-- start --
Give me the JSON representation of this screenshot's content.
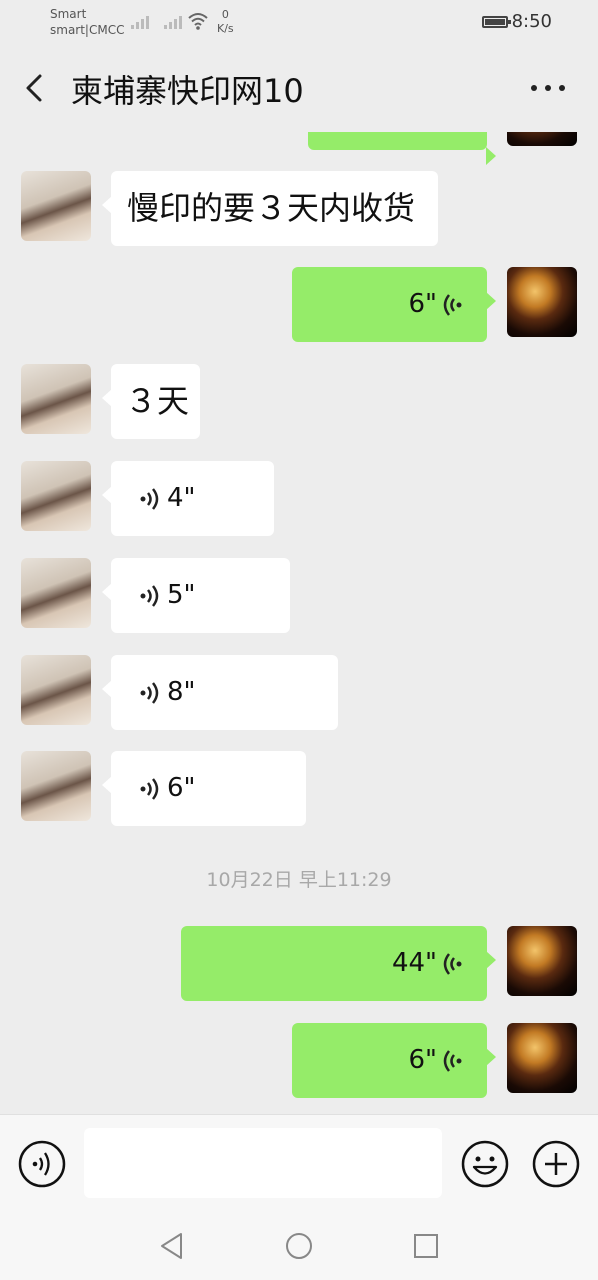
{
  "status_bar": {
    "carrier_line1": "Smart",
    "carrier_line2": "smart|CMCC",
    "speed_value": "0",
    "speed_unit": "K/s",
    "time": "8:50"
  },
  "header": {
    "title": "柬埔寨快印网10"
  },
  "messages": [
    {
      "side": "left",
      "type": "text",
      "text": "慢印的要３天内收货"
    },
    {
      "side": "right",
      "type": "voice",
      "duration": "6\""
    },
    {
      "side": "left",
      "type": "text",
      "text": "３天"
    },
    {
      "side": "left",
      "type": "voice",
      "duration": "4\""
    },
    {
      "side": "left",
      "type": "voice",
      "duration": "5\""
    },
    {
      "side": "left",
      "type": "voice",
      "duration": "8\""
    },
    {
      "side": "left",
      "type": "voice",
      "duration": "6\""
    },
    {
      "side": "right",
      "type": "voice",
      "duration": "44\""
    },
    {
      "side": "right",
      "type": "voice",
      "duration": "6\""
    }
  ],
  "timestamp": "10月22日 早上11:29",
  "input": {
    "value": "",
    "placeholder": ""
  },
  "icons": {
    "back": "chevron-left-icon",
    "more": "more-dots-icon",
    "voice_input": "voice-input-icon",
    "emoji": "emoji-icon",
    "add": "plus-circle-icon",
    "nav_back": "triangle-back-icon",
    "nav_home": "circle-home-icon",
    "nav_recent": "square-recent-icon"
  },
  "colors": {
    "background": "#ededed",
    "sent_bubble": "#95ec69",
    "received_bubble": "#ffffff"
  }
}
-- end --
PROBLEM STATEMENT
Reproduce all of the material above word for word. Omit the pictures.

PROBLEM SOLUTION
Give me the JSON representation of this screenshot's content.
{
  "status_bar": {
    "carrier_line1": "Smart",
    "carrier_line2": "smart|CMCC",
    "speed_value": "0",
    "speed_unit": "K/s",
    "time": "8:50"
  },
  "header": {
    "title": "柬埔寨快印网10"
  },
  "messages": [
    {
      "side": "left",
      "type": "text",
      "text": "慢印的要３天内收货"
    },
    {
      "side": "right",
      "type": "voice",
      "duration": "6\""
    },
    {
      "side": "left",
      "type": "text",
      "text": "３天"
    },
    {
      "side": "left",
      "type": "voice",
      "duration": "4\""
    },
    {
      "side": "left",
      "type": "voice",
      "duration": "5\""
    },
    {
      "side": "left",
      "type": "voice",
      "duration": "8\""
    },
    {
      "side": "left",
      "type": "voice",
      "duration": "6\""
    },
    {
      "side": "right",
      "type": "voice",
      "duration": "44\""
    },
    {
      "side": "right",
      "type": "voice",
      "duration": "6\""
    }
  ],
  "timestamp": "10月22日 早上11:29",
  "input": {
    "value": "",
    "placeholder": ""
  },
  "icons": {
    "back": "chevron-left-icon",
    "more": "more-dots-icon",
    "voice_input": "voice-input-icon",
    "emoji": "emoji-icon",
    "add": "plus-circle-icon",
    "nav_back": "triangle-back-icon",
    "nav_home": "circle-home-icon",
    "nav_recent": "square-recent-icon"
  },
  "colors": {
    "background": "#ededed",
    "sent_bubble": "#95ec69",
    "received_bubble": "#ffffff"
  }
}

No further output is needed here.